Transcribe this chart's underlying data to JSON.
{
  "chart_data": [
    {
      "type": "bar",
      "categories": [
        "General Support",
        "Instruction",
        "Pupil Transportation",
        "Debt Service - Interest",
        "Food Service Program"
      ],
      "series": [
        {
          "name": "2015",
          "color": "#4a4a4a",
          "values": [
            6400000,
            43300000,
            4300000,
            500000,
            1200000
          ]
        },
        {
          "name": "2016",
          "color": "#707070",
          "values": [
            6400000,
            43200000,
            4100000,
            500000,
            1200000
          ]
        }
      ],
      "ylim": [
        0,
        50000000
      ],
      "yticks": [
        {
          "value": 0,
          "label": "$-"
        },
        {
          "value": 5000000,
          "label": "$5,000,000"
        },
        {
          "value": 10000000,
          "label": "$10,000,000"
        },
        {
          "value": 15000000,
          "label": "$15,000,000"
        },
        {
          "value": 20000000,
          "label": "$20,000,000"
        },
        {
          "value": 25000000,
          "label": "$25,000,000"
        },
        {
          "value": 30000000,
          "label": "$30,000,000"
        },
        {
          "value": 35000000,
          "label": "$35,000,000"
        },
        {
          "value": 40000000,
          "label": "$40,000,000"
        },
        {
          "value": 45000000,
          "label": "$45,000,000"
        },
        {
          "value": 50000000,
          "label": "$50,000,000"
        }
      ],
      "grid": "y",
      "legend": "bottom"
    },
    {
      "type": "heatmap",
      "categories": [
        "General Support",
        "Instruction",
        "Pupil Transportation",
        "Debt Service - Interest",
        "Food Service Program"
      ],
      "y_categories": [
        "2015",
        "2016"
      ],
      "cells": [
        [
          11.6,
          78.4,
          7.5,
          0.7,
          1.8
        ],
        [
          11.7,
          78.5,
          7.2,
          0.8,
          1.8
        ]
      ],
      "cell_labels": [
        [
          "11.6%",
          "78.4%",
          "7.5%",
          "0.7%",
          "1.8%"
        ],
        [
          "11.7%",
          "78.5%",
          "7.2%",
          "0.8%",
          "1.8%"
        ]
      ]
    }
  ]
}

──────────────────────────────

What to work on —
Please quote the records above exactly, without skipping a line.

Solution to the exercise —
Transcribe this chart's underlying data to JSON.
{
  "chart_data": [
    {
      "type": "bar",
      "categories": [
        "General Support",
        "Instruction",
        "Pupil Transportation",
        "Debt Service - Interest",
        "Food Service Program"
      ],
      "series": [
        {
          "name": "2015",
          "color": "#4a4a4a",
          "values": [
            6400000,
            43300000,
            4300000,
            500000,
            1200000
          ]
        },
        {
          "name": "2016",
          "color": "#707070",
          "values": [
            6400000,
            43200000,
            4100000,
            500000,
            1200000
          ]
        }
      ],
      "ylim": [
        0,
        50000000
      ],
      "yticks": [
        {
          "value": 0,
          "label": "$-"
        },
        {
          "value": 5000000,
          "label": "$5,000,000"
        },
        {
          "value": 10000000,
          "label": "$10,000,000"
        },
        {
          "value": 15000000,
          "label": "$15,000,000"
        },
        {
          "value": 20000000,
          "label": "$20,000,000"
        },
        {
          "value": 25000000,
          "label": "$25,000,000"
        },
        {
          "value": 30000000,
          "label": "$30,000,000"
        },
        {
          "value": 35000000,
          "label": "$35,000,000"
        },
        {
          "value": 40000000,
          "label": "$40,000,000"
        },
        {
          "value": 45000000,
          "label": "$45,000,000"
        },
        {
          "value": 50000000,
          "label": "$50,000,000"
        }
      ],
      "grid": "y",
      "legend": "bottom"
    },
    {
      "type": "heatmap",
      "categories": [
        "General Support",
        "Instruction",
        "Pupil Transportation",
        "Debt Service - Interest",
        "Food Service Program"
      ],
      "y_categories": [
        "2015",
        "2016"
      ],
      "cells": [
        [
          11.6,
          78.4,
          7.5,
          0.7,
          1.8
        ],
        [
          11.7,
          78.5,
          7.2,
          0.8,
          1.8
        ]
      ],
      "cell_labels": [
        [
          "11.6%",
          "78.4%",
          "7.5%",
          "0.7%",
          "1.8%"
        ],
        [
          "11.7%",
          "78.5%",
          "7.2%",
          "0.8%",
          "1.8%"
        ]
      ]
    }
  ]
}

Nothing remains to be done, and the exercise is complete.